**Stated exercise**
Leave the pictures out. Return all other data exactly.

....

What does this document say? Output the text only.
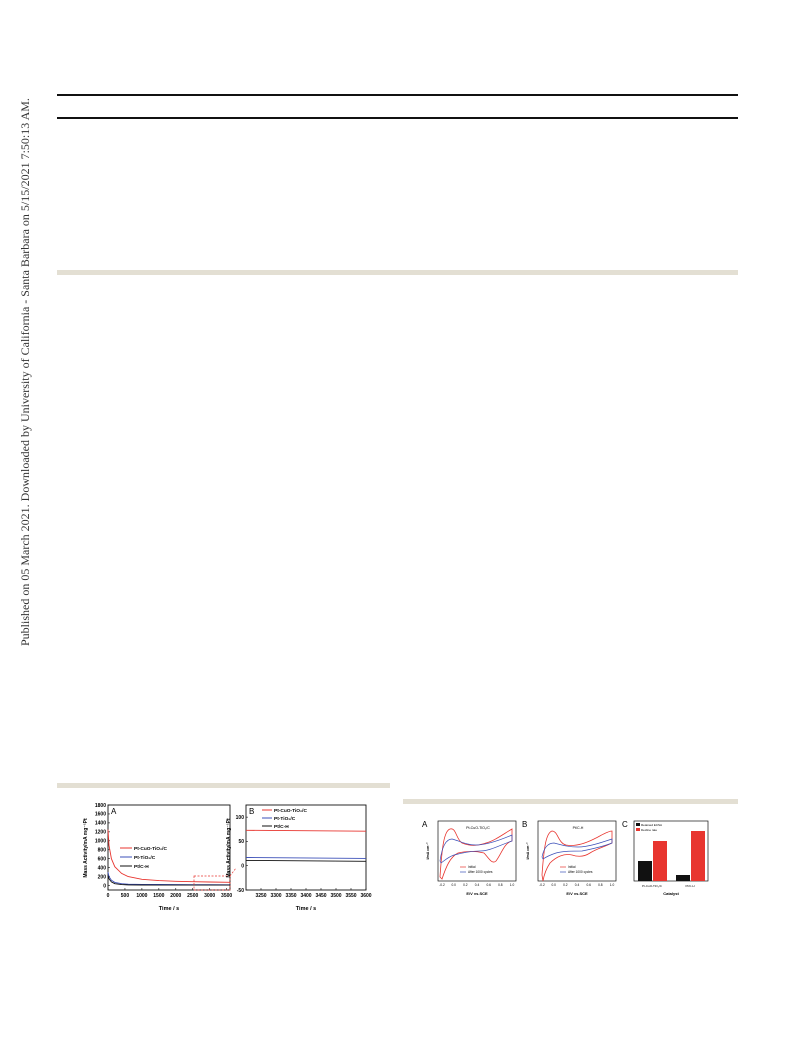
Published on 05 March 2021. Downloaded by University of California - Santa Barbara on 5/15/2021 7:50:13 AM.
A
1800
1600
1400
1200
1000
800
600
400
200
0
0 500 1000 1500 2000 2500 3000 3500
Pt-CuO-TiO₂/C
Pt-TiO₂/C
Pt/C-H
Time / s
Mass Activity/mA mg⁻¹Pt
B
100
50
0
-50
3250 3300 3350 3400 3450 3500 3550 3600
Pt-CuO-TiO₂/C
Pt-TiO₂/C
Pt/C-H
Time / s
Mass Activity/mA mg⁻¹Pt	A	Pt-CuO-TiO₂/C
Initial
After 1000 cycles
-0.2 0.0 0.2 0.4 0.6 0.8 1.0
E/V vs.SCE
I/mA cm⁻²
B	Pt/C-H
Initial
After 1000 cycles
-0.2 0.0 0.2 0.4 0.6 0.8 1.0
E/V vs.SCE
I/mA cm⁻²
C	Retained ECSA
Decline rate
Pt-CuO-TiO₂/C	Pt/C-H
Catalyst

....

**Task output**
What does this document say? Output the text only.
Published on 05 March 2021. Downloaded by University of California - Santa Barbara on 5/15/2021 7:50:13 AM.
A
1800
1600
1400
1200
1000
800
600
400
200
0
0 500 1000 1500 2000 2500 3000 3500
Pt-CuO-TiO₂/C
Pt-TiO₂/C
Pt/C-H
Time / s
Mass Activity/mA mg⁻¹Pt
B
100
50
0
-50
3250 3300 3350 3400 3450 3500 3550 3600
Pt-CuO-TiO₂/C
Pt-TiO₂/C
Pt/C-H
Time / s
Mass Activity/mA mg⁻¹Pt	A	Pt-CuO-TiO₂/C
Initial
After 1000 cycles
-0.2 0.0 0.2 0.4 0.6 0.8 1.0
E/V vs.SCE
I/mA cm⁻²
B	Pt/C-H
Initial
After 1000 cycles
-0.2 0.0 0.2 0.4 0.6 0.8 1.0
E/V vs.SCE
I/mA cm⁻²
C	Retained ECSA
Decline rate
Pt-CuO-TiO₂/C	Pt/C-H
Catalyst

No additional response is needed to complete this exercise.